## [Data entries]
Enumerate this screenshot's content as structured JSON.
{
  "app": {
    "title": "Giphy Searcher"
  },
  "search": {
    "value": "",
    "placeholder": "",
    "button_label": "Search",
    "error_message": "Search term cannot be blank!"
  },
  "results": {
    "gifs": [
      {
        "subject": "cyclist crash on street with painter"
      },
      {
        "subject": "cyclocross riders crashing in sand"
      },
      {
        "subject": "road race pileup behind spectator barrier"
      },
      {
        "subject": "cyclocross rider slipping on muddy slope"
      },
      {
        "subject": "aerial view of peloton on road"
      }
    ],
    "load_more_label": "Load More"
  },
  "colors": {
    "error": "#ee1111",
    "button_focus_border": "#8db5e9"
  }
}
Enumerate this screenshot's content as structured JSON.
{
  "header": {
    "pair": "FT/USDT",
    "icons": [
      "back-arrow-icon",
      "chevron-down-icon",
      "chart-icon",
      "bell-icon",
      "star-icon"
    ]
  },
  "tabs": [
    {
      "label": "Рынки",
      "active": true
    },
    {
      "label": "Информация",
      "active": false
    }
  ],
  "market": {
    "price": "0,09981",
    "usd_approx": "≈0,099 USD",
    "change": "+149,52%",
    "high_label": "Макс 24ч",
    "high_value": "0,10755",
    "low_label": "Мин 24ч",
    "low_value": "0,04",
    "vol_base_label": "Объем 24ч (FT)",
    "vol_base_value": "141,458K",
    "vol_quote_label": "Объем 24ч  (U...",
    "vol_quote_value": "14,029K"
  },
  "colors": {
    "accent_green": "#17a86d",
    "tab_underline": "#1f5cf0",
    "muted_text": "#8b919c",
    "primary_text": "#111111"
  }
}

## [Task prompt]
Repeat the material above in full, keeping every word.

## [Output below]
Enumerate this screenshot's content as structured JSON.
{
  "app": {
    "title": "Giphy Searcher"
  },
  "search": {
    "value": "",
    "placeholder": "",
    "button_label": "Search",
    "error_message": "Search term cannot be blank!"
  },
  "results": {
    "gifs": [
      {
        "subject": "cyclist crash on street with painter"
      },
      {
        "subject": "cyclocross riders crashing in sand"
      },
      {
        "subject": "road race pileup behind spectator barrier"
      },
      {
        "subject": "cyclocross rider slipping on muddy slope"
      },
      {
        "subject": "aerial view of peloton on road"
      }
    ],
    "load_more_label": "Load More"
  },
  "colors": {
    "error": "#ee1111",
    "button_focus_border": "#8db5e9"
  }
}
Enumerate this screenshot's content as structured JSON.
{
  "header": {
    "pair": "FT/USDT",
    "icons": [
      "back-arrow-icon",
      "chevron-down-icon",
      "chart-icon",
      "bell-icon",
      "star-icon"
    ]
  },
  "tabs": [
    {
      "label": "Рынки",
      "active": true
    },
    {
      "label": "Информация",
      "active": false
    }
  ],
  "market": {
    "price": "0,09981",
    "usd_approx": "≈0,099 USD",
    "change": "+149,52%",
    "high_label": "Макс 24ч",
    "high_value": "0,10755",
    "low_label": "Мин 24ч",
    "low_value": "0,04",
    "vol_base_label": "Объем 24ч (FT)",
    "vol_base_value": "141,458K",
    "vol_quote_label": "Объем 24ч  (U...",
    "vol_quote_value": "14,029K"
  },
  "colors": {
    "accent_green": "#17a86d",
    "tab_underline": "#1f5cf0",
    "muted_text": "#8b919c",
    "primary_text": "#111111"
  }
}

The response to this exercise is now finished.